▶ [SHORT EXERCISE]: Transcribe all the entries word for word, skipping the pictures.
──────
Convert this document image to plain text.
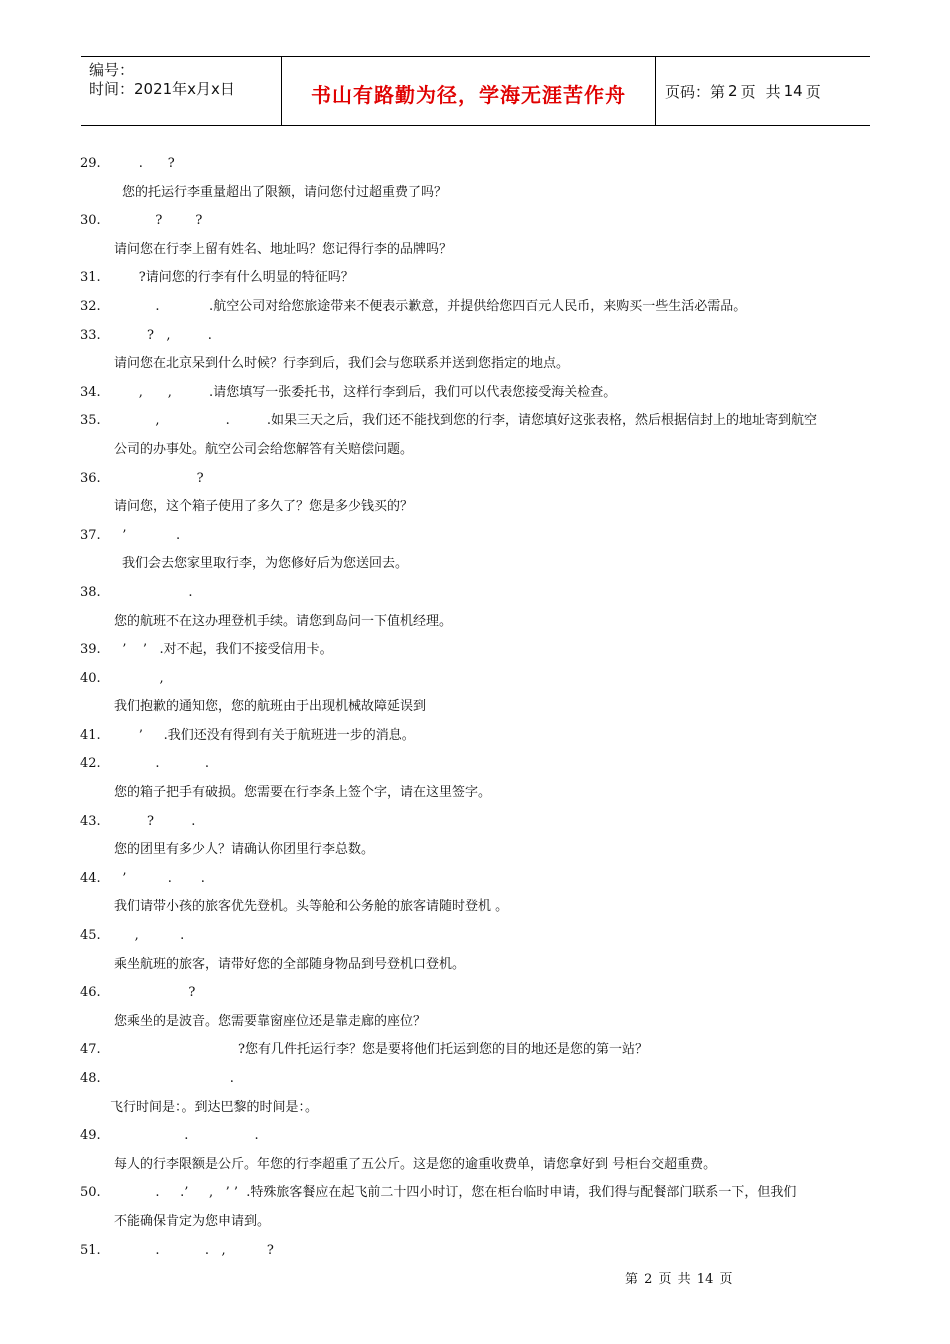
编号：
时间：2021年x月x日	书山有路勤为径，学海无涯苦作舟	页码：第 2 页 共 14 页
29.      .      ?
您的托运行李重量超出了限额，请问您付过超重费了吗？
30.          ?        ?
请问您在行李上留有姓名、地址吗？您记得行李的品牌吗？
31.      ?请问您的行李有什么明显的特征吗？
32.          .            .航空公司对给您旅途带来不便表示歉意，并提供给您四百元人民币，来购买一些生活必需品。
33.        ?   ,         .
请问您在北京呆到什么时候？行李到后，我们会与您联系并送到您指定的地点。
34.      ,      ,         .请您填写一张委托书，这样行李到后，我们可以代表您接受海关检查。
35.          ,                .         .如果三天之后，我们还不能找到您的行李，请您填好这张表格，然后根据信封上的地址寄到航空
公司的办事处。航空公司会给您解答有关赔偿问题。
36.                    ?
请问您，这个箱子使用了多久了？您是多少钱买的？
37.  ’            .
我们会去您家里取行李，为您修好后为您送回去。
38.                  .
您的航班不在这办理登机手续。请您到岛问一下值机经理。
39.  ’    ’   .对不起，我们不接受信用卡。
40.           ,
我们抱歉的通知您，您的航班由于出现机械故障延误到
41.      ’     .我们还没有得到有关于航班进一步的消息。
42.          .           .
您的箱子把手有破损。您需要在行李条上签个字，请在这里签字。
43.        ?         .
您的团里有多少人？请确认你团里行李总数。
44.  ’          .       .
我们请带小孩的旅客优先登机。头等舱和公务舱的旅客请随时登机 。
45.     ,          .
乘坐航班的旅客，请带好您的全部随身物品到号登机口登机。
46.                  ?
您乘坐的是波音。您需要靠窗座位还是靠走廊的座位？
47.                              ?您有几件托运行李？您是要将他们托运到您的目的地还是您的第一站？
48.                            .
飞行时间是：。到达巴黎的时间是：。
49.                 .                .
每人的行李限额是公斤。年您的行李超重了五公斤。这是您的逾重收费单，请您拿好到 号柜台交超重费。
50.          .     .’     ,   ’ ’  .特殊旅客餐应在起飞前二十四小时订，您在柜台临时申请，我们得与配餐部门联系一下，但我们
不能确保肯定为您申请到。
51.          .           .   ,          ?
第 2 页 共 14 页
──────
▶ [COMPLETE ANSWER]:
Convert this document image to plain text.
编号：
时间：2021年x月x日	书山有路勤为径，学海无涯苦作舟	页码：第 2 页 共 14 页
29.      .      ?
您的托运行李重量超出了限额，请问您付过超重费了吗？
30.          ?        ?
请问您在行李上留有姓名、地址吗？您记得行李的品牌吗？
31.      ?请问您的行李有什么明显的特征吗？
32.          .            .航空公司对给您旅途带来不便表示歉意，并提供给您四百元人民币，来购买一些生活必需品。
33.        ?   ,         .
请问您在北京呆到什么时候？行李到后，我们会与您联系并送到您指定的地点。
34.      ,      ,         .请您填写一张委托书，这样行李到后，我们可以代表您接受海关检查。
35.          ,                .         .如果三天之后，我们还不能找到您的行李，请您填好这张表格，然后根据信封上的地址寄到航空
公司的办事处。航空公司会给您解答有关赔偿问题。
36.                    ?
请问您，这个箱子使用了多久了？您是多少钱买的？
37.  ’            .
我们会去您家里取行李，为您修好后为您送回去。
38.                  .
您的航班不在这办理登机手续。请您到岛问一下值机经理。
39.  ’    ’   .对不起，我们不接受信用卡。
40.           ,
我们抱歉的通知您，您的航班由于出现机械故障延误到
41.      ’     .我们还没有得到有关于航班进一步的消息。
42.          .           .
您的箱子把手有破损。您需要在行李条上签个字，请在这里签字。
43.        ?         .
您的团里有多少人？请确认你团里行李总数。
44.  ’          .       .
我们请带小孩的旅客优先登机。头等舱和公务舱的旅客请随时登机 。
45.     ,          .
乘坐航班的旅客，请带好您的全部随身物品到号登机口登机。
46.                  ?
您乘坐的是波音。您需要靠窗座位还是靠走廊的座位？
47.                              ?您有几件托运行李？您是要将他们托运到您的目的地还是您的第一站？
48.                            .
飞行时间是：。到达巴黎的时间是：。
49.                 .                .
每人的行李限额是公斤。年您的行李超重了五公斤。这是您的逾重收费单，请您拿好到 号柜台交超重费。
50.          .     .’     ,   ’ ’  .特殊旅客餐应在起飞前二十四小时订，您在柜台临时申请，我们得与配餐部门联系一下，但我们
不能确保肯定为您申请到。
51.          .           .   ,          ?
第 2 页 共 14 页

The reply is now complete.